## [YOUR TASK]
Search the listing below for the string "content" and show each line that contains it.

## [ENTRIES PROVIDED]

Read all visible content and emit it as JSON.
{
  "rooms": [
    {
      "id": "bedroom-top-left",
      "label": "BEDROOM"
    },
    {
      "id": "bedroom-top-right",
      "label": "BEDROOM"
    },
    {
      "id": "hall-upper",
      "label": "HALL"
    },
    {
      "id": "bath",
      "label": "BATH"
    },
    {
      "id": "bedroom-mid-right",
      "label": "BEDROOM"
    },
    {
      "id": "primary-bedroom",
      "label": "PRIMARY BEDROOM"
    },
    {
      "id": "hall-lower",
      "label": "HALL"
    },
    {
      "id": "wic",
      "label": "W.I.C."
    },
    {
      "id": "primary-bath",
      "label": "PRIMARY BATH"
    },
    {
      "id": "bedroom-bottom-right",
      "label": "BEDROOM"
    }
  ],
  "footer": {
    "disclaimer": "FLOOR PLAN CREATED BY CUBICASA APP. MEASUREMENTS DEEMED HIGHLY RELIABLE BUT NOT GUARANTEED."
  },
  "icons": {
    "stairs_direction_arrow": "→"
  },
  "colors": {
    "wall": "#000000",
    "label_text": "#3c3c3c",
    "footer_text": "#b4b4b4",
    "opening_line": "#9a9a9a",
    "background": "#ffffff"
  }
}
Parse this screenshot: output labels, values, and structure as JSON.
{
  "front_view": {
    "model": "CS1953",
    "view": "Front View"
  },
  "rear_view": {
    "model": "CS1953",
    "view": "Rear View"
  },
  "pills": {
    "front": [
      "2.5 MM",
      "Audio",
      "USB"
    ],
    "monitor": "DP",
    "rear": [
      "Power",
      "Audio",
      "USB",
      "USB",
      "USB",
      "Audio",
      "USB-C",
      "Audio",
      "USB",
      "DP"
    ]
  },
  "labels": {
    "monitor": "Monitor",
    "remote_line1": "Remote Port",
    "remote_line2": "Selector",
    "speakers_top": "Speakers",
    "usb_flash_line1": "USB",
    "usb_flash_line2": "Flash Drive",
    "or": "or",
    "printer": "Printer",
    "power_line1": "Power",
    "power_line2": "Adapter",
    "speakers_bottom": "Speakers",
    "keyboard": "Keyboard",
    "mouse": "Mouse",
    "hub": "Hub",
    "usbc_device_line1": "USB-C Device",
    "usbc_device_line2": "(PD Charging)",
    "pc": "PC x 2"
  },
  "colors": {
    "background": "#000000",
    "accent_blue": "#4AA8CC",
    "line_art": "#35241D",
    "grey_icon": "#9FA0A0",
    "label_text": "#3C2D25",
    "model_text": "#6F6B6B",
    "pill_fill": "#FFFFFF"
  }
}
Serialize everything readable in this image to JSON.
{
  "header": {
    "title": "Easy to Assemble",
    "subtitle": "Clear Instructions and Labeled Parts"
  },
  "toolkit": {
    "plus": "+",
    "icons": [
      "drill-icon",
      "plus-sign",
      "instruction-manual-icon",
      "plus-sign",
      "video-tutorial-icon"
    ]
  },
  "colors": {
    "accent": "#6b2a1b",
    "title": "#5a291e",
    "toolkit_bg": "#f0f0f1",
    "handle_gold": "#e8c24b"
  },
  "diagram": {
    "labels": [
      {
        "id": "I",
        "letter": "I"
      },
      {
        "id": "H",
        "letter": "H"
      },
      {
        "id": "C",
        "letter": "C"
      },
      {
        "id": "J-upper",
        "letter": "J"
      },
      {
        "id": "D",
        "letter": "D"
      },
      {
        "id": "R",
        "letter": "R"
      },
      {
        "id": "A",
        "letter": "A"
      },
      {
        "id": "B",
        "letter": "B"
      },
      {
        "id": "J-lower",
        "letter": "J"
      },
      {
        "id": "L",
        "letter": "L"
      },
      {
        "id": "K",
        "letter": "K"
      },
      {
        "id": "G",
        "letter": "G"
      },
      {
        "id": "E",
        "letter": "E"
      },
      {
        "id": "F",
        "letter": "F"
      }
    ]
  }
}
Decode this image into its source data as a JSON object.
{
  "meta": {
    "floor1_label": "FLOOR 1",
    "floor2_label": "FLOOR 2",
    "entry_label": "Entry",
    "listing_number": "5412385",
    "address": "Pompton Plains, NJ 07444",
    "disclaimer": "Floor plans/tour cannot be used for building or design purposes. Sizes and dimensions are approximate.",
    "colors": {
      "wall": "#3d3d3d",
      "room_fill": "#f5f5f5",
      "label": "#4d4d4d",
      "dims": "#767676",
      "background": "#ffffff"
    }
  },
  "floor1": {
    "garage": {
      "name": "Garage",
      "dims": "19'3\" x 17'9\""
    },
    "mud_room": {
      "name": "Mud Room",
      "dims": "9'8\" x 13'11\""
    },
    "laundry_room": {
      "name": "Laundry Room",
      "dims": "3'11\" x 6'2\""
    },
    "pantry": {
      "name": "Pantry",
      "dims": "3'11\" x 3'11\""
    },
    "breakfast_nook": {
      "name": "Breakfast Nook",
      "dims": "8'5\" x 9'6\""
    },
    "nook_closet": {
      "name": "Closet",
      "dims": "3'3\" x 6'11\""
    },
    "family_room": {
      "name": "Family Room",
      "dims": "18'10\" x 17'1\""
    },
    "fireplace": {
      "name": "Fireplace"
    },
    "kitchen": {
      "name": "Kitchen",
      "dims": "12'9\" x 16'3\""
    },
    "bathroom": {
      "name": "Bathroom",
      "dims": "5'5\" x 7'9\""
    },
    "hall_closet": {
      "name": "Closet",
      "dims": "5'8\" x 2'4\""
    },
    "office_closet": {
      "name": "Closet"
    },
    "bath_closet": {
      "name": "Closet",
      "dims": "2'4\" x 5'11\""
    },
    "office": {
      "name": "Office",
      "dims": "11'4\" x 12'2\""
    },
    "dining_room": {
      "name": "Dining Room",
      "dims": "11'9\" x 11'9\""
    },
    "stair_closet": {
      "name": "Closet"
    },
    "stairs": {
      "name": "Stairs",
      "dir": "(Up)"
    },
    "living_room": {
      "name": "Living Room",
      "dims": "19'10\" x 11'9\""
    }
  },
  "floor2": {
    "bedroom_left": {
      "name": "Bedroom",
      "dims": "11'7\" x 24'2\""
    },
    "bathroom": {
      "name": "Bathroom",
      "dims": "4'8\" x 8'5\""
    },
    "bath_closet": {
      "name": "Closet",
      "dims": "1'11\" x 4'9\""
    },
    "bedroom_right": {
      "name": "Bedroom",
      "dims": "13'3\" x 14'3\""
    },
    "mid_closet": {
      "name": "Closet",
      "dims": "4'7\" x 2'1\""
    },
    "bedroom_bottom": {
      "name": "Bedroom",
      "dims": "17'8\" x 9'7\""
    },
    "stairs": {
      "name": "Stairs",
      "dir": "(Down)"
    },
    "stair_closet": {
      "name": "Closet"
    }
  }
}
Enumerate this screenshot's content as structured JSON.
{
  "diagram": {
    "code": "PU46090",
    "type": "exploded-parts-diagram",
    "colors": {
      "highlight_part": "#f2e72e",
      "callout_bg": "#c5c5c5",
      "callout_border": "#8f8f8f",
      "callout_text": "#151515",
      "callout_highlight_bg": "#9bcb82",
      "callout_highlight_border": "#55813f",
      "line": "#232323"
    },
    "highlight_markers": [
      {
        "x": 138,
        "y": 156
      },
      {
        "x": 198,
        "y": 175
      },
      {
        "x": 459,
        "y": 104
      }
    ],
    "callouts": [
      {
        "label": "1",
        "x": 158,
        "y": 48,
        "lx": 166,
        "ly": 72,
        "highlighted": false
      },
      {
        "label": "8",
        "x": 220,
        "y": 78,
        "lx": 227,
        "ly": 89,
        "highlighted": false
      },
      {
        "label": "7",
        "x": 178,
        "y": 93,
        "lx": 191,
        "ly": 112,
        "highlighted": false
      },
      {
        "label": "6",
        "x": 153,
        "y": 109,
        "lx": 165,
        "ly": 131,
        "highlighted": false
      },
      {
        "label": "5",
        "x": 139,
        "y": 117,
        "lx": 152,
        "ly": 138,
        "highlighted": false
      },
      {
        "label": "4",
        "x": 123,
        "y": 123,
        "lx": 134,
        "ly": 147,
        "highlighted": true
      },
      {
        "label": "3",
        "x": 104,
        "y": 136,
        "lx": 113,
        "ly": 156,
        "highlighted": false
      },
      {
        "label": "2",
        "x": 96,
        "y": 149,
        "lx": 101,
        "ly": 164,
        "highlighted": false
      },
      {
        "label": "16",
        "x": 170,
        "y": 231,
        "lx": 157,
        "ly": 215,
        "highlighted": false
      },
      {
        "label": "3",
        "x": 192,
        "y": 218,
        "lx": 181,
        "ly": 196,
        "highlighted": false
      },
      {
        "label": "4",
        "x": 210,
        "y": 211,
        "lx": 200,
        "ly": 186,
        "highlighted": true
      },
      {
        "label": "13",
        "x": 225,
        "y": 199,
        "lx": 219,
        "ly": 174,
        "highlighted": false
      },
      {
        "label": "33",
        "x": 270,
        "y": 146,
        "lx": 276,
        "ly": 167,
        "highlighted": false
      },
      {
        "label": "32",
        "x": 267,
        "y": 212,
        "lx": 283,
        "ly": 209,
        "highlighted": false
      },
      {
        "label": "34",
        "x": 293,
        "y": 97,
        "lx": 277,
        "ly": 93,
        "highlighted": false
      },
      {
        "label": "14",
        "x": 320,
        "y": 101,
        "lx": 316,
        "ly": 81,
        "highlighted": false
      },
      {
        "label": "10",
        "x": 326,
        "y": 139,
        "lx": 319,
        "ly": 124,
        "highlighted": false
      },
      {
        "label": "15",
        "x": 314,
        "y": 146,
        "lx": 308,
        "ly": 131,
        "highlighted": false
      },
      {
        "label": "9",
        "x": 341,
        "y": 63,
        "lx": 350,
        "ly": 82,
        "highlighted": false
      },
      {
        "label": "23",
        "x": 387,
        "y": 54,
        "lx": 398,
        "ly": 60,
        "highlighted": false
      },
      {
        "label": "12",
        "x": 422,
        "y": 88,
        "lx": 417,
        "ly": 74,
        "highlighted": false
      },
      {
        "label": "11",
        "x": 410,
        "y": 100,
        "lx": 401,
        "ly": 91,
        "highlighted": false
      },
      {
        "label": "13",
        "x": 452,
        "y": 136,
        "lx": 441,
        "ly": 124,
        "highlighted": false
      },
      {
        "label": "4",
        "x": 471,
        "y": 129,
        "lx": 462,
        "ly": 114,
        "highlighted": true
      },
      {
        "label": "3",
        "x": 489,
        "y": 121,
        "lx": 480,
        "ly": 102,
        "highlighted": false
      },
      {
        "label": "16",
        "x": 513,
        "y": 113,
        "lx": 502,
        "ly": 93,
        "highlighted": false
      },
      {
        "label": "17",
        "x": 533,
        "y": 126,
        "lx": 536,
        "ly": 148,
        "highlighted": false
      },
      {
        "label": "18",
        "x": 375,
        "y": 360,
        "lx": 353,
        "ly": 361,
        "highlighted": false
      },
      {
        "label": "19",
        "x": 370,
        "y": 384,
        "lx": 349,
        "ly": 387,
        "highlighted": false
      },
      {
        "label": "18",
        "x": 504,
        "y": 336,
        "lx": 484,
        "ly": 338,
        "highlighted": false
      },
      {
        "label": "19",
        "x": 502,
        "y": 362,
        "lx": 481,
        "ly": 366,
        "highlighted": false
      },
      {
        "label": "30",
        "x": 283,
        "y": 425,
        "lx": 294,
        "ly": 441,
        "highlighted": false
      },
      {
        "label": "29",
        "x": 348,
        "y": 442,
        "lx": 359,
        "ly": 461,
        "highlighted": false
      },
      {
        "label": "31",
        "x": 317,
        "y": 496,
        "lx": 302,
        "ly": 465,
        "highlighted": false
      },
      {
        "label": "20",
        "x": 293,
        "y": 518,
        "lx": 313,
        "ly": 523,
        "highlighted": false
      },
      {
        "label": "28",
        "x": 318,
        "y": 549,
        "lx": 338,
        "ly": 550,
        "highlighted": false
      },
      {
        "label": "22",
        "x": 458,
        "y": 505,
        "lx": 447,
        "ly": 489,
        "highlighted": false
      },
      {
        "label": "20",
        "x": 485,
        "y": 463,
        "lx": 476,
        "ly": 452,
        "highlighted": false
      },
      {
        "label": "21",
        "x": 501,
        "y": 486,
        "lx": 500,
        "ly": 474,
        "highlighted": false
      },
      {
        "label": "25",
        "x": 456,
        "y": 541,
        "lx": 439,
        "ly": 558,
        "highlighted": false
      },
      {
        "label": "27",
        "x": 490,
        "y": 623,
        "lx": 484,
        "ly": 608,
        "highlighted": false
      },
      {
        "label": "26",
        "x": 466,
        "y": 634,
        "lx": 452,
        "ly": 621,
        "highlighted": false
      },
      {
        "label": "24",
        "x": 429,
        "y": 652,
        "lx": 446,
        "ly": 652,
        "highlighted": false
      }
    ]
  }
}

## [ANSWER BELOW]
Read all visible content and emit it as JSON.
Enumerate this screenshot's content as structured JSON.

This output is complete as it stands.